Friday, July 3, 2020

On This Day...

Looking east from the Virginia Monument - Gettysburg
(Sara Nylund Photo)

I have combined two old posts for this year's remembrance of the 3rd of July at the Battle of Gettysburg. One from 2013 provided most of the artwork, the majority of the text comes from last year's post. That being said, I grew up learning that there were heroes and brave men on both sides of that war. As I get older, I realize that that holds true for most wars.

The attack by the Army of Northern Virginia upon the center of the Army of the Potomac that hot, humid day in 1863 was a forlorn hope. Robert E. Lee could not believe that his men could be defeated, the commander of his First Corps, James Longstreet, did not agree...
General, I have been a soldier all my life. I have been with soldiers engaged in fights by couples, by squads, companies, regiments, divisions, and armies, and should know, as well as any one, what soldiers can do. It is my opinion that no fifteen thousand men ever arranged for battle can take that position. -- James Longstreet
He was right.

But, oh my Lord, those men were brave.

THE INPUT:
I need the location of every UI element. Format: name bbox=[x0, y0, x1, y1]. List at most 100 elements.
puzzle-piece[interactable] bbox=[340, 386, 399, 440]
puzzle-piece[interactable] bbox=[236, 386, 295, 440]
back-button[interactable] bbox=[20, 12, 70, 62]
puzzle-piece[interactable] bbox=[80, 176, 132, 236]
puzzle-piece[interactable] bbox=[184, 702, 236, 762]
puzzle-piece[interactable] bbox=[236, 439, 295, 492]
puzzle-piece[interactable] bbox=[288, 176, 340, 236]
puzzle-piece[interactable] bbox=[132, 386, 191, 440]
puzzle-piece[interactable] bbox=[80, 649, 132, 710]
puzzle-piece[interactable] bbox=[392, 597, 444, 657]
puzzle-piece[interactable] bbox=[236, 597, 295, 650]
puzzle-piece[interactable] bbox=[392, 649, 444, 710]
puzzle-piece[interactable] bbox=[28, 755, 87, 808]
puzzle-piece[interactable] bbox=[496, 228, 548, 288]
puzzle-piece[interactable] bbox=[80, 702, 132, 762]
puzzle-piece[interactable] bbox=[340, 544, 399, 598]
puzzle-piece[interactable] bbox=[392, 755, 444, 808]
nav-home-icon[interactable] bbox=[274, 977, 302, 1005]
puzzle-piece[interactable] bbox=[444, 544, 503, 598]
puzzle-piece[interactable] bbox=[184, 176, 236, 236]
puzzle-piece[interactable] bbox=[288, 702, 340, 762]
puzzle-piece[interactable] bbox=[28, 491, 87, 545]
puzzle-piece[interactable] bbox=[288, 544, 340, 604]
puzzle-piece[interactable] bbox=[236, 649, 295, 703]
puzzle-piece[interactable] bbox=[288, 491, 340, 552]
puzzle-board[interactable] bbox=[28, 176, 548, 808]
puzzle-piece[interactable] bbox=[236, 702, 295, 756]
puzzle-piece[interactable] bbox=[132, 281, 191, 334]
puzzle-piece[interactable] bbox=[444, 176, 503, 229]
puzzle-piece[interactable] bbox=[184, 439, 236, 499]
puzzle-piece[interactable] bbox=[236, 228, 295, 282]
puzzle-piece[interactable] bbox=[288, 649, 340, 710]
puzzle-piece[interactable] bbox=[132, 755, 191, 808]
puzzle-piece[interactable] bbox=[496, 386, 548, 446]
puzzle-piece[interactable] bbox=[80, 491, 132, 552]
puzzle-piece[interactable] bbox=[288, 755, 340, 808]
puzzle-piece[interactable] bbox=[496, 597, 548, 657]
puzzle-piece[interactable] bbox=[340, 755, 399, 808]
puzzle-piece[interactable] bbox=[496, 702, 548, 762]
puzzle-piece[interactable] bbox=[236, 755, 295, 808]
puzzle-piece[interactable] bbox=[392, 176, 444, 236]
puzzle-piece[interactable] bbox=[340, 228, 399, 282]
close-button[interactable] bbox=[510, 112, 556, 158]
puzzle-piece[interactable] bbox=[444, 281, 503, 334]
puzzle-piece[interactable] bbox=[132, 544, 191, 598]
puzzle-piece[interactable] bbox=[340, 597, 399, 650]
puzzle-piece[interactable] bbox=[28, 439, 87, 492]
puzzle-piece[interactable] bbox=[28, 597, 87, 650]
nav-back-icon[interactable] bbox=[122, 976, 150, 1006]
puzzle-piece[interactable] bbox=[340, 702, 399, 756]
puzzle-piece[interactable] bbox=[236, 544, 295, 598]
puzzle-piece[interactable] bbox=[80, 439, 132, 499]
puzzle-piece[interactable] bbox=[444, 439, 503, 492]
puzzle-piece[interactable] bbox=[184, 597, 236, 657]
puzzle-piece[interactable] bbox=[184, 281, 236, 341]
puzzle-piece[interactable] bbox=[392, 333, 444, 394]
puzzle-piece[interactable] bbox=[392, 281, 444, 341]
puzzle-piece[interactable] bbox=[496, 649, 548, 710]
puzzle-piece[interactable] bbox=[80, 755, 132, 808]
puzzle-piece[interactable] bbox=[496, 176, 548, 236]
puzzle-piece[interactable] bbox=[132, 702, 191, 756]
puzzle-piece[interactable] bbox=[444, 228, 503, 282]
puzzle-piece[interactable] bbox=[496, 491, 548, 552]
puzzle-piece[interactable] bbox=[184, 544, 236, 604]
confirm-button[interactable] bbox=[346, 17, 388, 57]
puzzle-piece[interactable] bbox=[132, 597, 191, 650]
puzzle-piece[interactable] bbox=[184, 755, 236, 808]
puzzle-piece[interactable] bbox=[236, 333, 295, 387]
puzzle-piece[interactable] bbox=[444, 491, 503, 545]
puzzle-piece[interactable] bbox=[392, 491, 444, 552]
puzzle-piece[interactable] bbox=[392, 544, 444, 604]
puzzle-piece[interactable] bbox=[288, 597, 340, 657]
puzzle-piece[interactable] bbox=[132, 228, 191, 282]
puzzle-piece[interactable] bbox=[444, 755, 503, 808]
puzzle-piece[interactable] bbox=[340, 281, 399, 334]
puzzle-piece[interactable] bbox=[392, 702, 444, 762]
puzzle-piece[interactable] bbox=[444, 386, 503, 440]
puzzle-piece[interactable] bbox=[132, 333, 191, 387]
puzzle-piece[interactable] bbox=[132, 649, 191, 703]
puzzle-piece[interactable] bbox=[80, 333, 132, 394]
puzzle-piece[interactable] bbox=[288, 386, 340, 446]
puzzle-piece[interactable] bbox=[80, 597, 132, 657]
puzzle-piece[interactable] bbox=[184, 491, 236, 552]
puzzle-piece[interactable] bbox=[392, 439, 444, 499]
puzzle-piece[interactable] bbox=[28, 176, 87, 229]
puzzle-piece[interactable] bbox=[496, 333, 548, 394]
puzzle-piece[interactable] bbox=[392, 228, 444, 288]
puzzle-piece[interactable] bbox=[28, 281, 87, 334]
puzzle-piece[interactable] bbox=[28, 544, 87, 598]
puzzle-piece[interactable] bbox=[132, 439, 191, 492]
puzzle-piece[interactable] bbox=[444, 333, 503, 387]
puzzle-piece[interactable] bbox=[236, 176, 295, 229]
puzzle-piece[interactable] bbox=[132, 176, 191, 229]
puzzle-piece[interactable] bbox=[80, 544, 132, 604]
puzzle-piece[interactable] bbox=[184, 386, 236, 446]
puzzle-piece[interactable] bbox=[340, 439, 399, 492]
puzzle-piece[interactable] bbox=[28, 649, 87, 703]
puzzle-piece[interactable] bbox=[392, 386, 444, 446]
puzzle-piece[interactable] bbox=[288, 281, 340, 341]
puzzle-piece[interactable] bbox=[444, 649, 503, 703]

TASKS FOR THIS EXERCISE:
1. Rewrite the paragraph of the Gettysburg post that begins "I have combined two old posts" in two shorter sentences, keeping its main facts.
2. Output the listing as a numbered list, starting at its first line and ending at the line that contains "puzzle-piece[interactable] bbox=[444, 544, 503, 598]". Leave out any blank lines.

SOLUTION LIST:
1. This year's July 3 Gettysburg remembrance combines two older posts: most of the artwork comes from a 2013 post and most of the text from last year's. The author grew up learning that both sides of that war had heroes and brave men, and now sees this as true of most wars.

2.
1. I need the location of every UI element. Format: name bbox=[x0, y0, x1, y1]. List at most 100 elements.
2. puzzle-piece[interactable] bbox=[340, 386, 399, 440]
3. puzzle-piece[interactable] bbox=[236, 386, 295, 440]
4. back-button[interactable] bbox=[20, 12, 70, 62]
5. puzzle-piece[interactable] bbox=[80, 176, 132, 236]
6. puzzle-piece[interactable] bbox=[184, 702, 236, 762]
7. puzzle-piece[interactable] bbox=[236, 439, 295, 492]
8. puzzle-piece[interactable] bbox=[288, 176, 340, 236]
9. puzzle-piece[interactable] bbox=[132, 386, 191, 440]
10. puzzle-piece[interactable] bbox=[80, 649, 132, 710]
11. puzzle-piece[interactable] bbox=[392, 597, 444, 657]
12. puzzle-piece[interactable] bbox=[236, 597, 295, 650]
13. puzzle-piece[interactable] bbox=[392, 649, 444, 710]
14. puzzle-piece[interactable] bbox=[28, 755, 87, 808]
15. puzzle-piece[interactable] bbox=[496, 228, 548, 288]
16. puzzle-piece[interactable] bbox=[80, 702, 132, 762]
17. puzzle-piece[interactable] bbox=[340, 544, 399, 598]
18. puzzle-piece[interactable] bbox=[392, 755, 444, 808]
19. nav-home-icon[interactable] bbox=[274, 977, 302, 1005]
20. puzzle-piece[interactable] bbox=[444, 544, 503, 598]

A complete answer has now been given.